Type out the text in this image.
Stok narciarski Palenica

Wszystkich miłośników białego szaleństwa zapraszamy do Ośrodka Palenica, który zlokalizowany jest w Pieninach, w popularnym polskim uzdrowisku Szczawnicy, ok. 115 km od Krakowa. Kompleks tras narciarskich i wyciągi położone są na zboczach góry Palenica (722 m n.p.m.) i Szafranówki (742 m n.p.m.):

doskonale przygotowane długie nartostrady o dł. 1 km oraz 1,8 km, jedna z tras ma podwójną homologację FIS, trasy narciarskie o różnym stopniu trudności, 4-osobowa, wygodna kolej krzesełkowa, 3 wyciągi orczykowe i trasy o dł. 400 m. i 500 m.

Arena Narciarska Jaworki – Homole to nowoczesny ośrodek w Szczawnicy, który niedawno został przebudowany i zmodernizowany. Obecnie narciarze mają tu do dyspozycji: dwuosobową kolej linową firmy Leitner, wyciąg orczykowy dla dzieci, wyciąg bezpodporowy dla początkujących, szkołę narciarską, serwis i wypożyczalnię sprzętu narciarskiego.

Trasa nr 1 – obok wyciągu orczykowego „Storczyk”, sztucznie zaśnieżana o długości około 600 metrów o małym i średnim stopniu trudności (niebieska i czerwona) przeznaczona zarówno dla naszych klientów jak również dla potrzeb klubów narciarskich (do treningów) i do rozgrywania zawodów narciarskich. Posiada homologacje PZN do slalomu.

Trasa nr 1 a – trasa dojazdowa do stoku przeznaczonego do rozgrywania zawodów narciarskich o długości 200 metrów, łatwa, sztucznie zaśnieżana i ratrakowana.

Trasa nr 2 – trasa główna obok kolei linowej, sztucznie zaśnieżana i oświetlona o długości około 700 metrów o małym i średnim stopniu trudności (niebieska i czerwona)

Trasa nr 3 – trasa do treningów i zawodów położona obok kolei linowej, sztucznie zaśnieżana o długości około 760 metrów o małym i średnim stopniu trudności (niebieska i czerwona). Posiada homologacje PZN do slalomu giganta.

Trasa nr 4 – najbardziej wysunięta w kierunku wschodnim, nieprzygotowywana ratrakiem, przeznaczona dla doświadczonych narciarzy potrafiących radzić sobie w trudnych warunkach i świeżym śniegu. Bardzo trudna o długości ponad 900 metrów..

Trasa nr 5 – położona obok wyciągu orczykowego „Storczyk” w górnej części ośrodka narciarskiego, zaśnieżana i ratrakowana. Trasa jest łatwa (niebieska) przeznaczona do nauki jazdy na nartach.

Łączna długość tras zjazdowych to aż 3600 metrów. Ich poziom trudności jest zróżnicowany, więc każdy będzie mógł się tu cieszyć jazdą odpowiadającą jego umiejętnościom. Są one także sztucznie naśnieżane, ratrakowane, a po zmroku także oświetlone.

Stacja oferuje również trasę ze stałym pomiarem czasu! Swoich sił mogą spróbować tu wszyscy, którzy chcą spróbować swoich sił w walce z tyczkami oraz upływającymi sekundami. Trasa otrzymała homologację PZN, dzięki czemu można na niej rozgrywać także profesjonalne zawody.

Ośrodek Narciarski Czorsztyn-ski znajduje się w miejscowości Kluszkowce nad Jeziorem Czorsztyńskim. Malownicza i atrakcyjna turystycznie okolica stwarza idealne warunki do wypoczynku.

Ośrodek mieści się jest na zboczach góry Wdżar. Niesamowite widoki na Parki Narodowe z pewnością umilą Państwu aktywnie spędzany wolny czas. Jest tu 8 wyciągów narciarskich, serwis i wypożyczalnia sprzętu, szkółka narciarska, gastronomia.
###
▶ [TASK STATEMENT]: Exactly as written above, please repeat the entries.

▶ [EXERCISE OUTPUT]:
Type out the text in this image.
Stok narciarski Palenica

Wszystkich miłośników białego szaleństwa zapraszamy do Ośrodka Palenica, który zlokalizowany jest w Pieninach, w popularnym polskim uzdrowisku Szczawnicy, ok. 115 km od Krakowa. Kompleks tras narciarskich i wyciągi położone są na zboczach góry Palenica (722 m n.p.m.) i Szafranówki (742 m n.p.m.):

doskonale przygotowane długie nartostrady o dł. 1 km oraz 1,8 km, jedna z tras ma podwójną homologację FIS, trasy narciarskie o różnym stopniu trudności, 4-osobowa, wygodna kolej krzesełkowa, 3 wyciągi orczykowe i trasy o dł. 400 m. i 500 m.

Arena Narciarska Jaworki – Homole to nowoczesny ośrodek w Szczawnicy, który niedawno został przebudowany i zmodernizowany. Obecnie narciarze mają tu do dyspozycji: dwuosobową kolej linową firmy Leitner, wyciąg orczykowy dla dzieci, wyciąg bezpodporowy dla początkujących, szkołę narciarską, serwis i wypożyczalnię sprzętu narciarskiego.

Trasa nr 1 – obok wyciągu orczykowego „Storczyk”, sztucznie zaśnieżana o długości około 600 metrów o małym i średnim stopniu trudności (niebieska i czerwona) przeznaczona zarówno dla naszych klientów jak również dla potrzeb klubów narciarskich (do treningów) i do rozgrywania zawodów narciarskich. Posiada homologacje PZN do slalomu.

Trasa nr 1 a – trasa dojazdowa do stoku przeznaczonego do rozgrywania zawodów narciarskich o długości 200 metrów, łatwa, sztucznie zaśnieżana i ratrakowana.

Trasa nr 2 – trasa główna obok kolei linowej, sztucznie zaśnieżana i oświetlona o długości około 700 metrów o małym i średnim stopniu trudności (niebieska i czerwona)

Trasa nr 3 – trasa do treningów i zawodów położona obok kolei linowej, sztucznie zaśnieżana o długości około 760 metrów o małym i średnim stopniu trudności (niebieska i czerwona). Posiada homologacje PZN do slalomu giganta.

Trasa nr 4 – najbardziej wysunięta w kierunku wschodnim, nieprzygotowywana ratrakiem, przeznaczona dla doświadczonych narciarzy potrafiących radzić sobie w trudnych warunkach i świeżym śniegu. Bardzo trudna o długości ponad 900 metrów..

Trasa nr 5 – położona obok wyciągu orczykowego „Storczyk” w górnej części ośrodka narciarskiego, zaśnieżana i ratrakowana. Trasa jest łatwa (niebieska) przeznaczona do nauki jazdy na nartach.

Łączna długość tras zjazdowych to aż 3600 metrów. Ich poziom trudności jest zróżnicowany, więc każdy będzie mógł się tu cieszyć jazdą odpowiadającą jego umiejętnościom. Są one także sztucznie naśnieżane, ratrakowane, a po zmroku także oświetlone.

Stacja oferuje również trasę ze stałym pomiarem czasu! Swoich sił mogą spróbować tu wszyscy, którzy chcą spróbować swoich sił w walce z tyczkami oraz upływającymi sekundami. Trasa otrzymała homologację PZN, dzięki czemu można na niej rozgrywać także profesjonalne zawody.

Ośrodek Narciarski Czorsztyn-ski znajduje się w miejscowości Kluszkowce nad Jeziorem Czorsztyńskim. Malownicza i atrakcyjna turystycznie okolica stwarza idealne warunki do wypoczynku.

Ośrodek mieści się jest na zboczach góry Wdżar. Niesamowite widoki na Parki Narodowe z pewnością umilą Państwu aktywnie spędzany wolny czas. Jest tu 8 wyciągów narciarskich, serwis i wypożyczalnia sprzętu, szkółka narciarska, gastronomia.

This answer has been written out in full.